▼

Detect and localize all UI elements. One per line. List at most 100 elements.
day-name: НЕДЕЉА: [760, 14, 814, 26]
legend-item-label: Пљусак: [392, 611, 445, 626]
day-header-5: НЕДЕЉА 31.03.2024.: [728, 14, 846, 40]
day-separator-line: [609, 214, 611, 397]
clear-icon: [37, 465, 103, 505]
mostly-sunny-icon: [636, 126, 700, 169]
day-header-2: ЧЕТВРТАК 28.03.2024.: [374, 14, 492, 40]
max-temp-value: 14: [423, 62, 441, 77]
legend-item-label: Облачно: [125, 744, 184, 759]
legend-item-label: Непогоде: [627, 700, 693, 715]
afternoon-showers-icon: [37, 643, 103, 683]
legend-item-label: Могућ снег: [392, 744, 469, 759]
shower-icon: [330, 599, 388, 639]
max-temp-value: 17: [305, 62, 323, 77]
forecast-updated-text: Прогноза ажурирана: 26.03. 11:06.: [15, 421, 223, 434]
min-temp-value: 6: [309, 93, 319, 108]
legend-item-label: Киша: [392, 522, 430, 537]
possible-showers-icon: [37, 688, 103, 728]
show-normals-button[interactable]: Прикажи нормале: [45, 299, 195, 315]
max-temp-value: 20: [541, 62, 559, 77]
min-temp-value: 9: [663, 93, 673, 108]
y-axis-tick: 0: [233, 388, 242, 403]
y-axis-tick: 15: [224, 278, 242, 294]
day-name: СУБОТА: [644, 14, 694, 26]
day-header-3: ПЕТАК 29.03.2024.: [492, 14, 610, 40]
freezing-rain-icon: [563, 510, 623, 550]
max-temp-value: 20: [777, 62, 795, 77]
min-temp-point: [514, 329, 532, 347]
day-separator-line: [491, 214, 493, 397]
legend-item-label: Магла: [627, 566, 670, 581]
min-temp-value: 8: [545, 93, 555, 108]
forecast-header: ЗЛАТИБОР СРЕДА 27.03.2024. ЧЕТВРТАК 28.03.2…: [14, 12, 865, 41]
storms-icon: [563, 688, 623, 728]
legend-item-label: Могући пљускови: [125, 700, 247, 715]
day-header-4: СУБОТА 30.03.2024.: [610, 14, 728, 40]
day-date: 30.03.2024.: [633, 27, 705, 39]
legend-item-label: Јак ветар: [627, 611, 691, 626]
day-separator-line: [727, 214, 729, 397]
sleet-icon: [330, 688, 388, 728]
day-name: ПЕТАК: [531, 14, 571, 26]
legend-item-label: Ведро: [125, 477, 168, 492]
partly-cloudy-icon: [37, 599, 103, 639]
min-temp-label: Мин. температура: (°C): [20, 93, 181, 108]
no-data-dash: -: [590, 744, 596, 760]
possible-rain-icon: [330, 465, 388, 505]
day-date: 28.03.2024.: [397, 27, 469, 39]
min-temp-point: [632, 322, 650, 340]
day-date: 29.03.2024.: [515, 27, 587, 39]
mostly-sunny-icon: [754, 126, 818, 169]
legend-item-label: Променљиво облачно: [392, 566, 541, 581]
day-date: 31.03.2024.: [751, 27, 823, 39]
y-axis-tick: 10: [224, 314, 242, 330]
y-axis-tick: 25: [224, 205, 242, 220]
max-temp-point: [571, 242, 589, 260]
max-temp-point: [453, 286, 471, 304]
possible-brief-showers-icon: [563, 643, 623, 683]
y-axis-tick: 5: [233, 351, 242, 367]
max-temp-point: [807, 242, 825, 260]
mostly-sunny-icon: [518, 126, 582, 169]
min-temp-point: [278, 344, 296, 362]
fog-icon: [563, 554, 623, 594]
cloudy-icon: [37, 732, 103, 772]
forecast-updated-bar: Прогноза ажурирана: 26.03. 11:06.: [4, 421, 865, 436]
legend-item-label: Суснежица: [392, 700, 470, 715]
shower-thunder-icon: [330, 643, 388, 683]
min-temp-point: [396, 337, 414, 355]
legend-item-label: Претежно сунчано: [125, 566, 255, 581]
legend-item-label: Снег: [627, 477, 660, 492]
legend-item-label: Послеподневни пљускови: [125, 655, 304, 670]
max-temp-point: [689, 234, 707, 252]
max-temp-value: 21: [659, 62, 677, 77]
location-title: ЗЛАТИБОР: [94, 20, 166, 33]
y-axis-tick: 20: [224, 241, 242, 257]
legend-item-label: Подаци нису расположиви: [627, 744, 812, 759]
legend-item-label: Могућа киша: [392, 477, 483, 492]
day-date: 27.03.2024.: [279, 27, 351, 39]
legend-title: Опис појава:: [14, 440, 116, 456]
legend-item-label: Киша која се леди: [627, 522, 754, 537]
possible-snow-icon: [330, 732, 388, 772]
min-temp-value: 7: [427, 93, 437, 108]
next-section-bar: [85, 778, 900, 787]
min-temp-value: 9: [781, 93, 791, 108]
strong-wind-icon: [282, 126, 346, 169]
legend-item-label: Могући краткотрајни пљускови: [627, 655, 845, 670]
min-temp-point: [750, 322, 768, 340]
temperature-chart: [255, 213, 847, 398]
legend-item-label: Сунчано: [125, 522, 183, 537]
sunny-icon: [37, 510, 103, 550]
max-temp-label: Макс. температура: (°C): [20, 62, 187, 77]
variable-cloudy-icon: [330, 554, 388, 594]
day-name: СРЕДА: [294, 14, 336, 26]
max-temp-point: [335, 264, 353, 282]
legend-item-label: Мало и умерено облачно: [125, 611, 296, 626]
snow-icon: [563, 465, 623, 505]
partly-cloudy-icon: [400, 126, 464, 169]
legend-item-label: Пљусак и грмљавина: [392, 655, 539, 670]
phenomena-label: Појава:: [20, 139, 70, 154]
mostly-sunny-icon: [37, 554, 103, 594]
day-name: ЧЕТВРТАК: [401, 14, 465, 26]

▲

_Task description_.
Turn everything from the start of the rows above down to the line containing "min-temp-value: 6: [309, 93, 319, 108]" into a Markdown table with the columns Number and Entry. Number each line in order and leave out any blank lines.

_Exercise solution_.
| Number | Entry |
|---|---|
| 1 | Detect and localize all UI elements. One per line. List at most 100 elements. |
| 2 | day-name: НЕДЕЉА: [760, 14, 814, 26] |
| 3 | legend-item-label: Пљусак: [392, 611, 445, 626] |
| 4 | day-header-5: НЕДЕЉА 31.03.2024.: [728, 14, 846, 40] |
| 5 | day-separator-line: [609, 214, 611, 397] |
| 6 | clear-icon: [37, 465, 103, 505] |
| 7 | mostly-sunny-icon: [636, 126, 700, 169] |
| 8 | day-header-2: ЧЕТВРТАК 28.03.2024.: [374, 14, 492, 40] |
| 9 | max-temp-value: 14: [423, 62, 441, 77] |
| 10 | legend-item-label: Облачно: [125, 744, 184, 759] |
| 11 | legend-item-label: Непогоде: [627, 700, 693, 715] |
| 12 | afternoon-showers-icon: [37, 643, 103, 683] |
| 13 | legend-item-label: Могућ снег: [392, 744, 469, 759] |
| 14 | shower-icon: [330, 599, 388, 639] |
| 15 | max-temp-value: 17: [305, 62, 323, 77] |
| 16 | forecast-updated-text: Прогноза ажурирана: 26.03. 11:06.: [15, 421, 223, 434] |
| 17 | min-temp-value: 6: [309, 93, 319, 108] |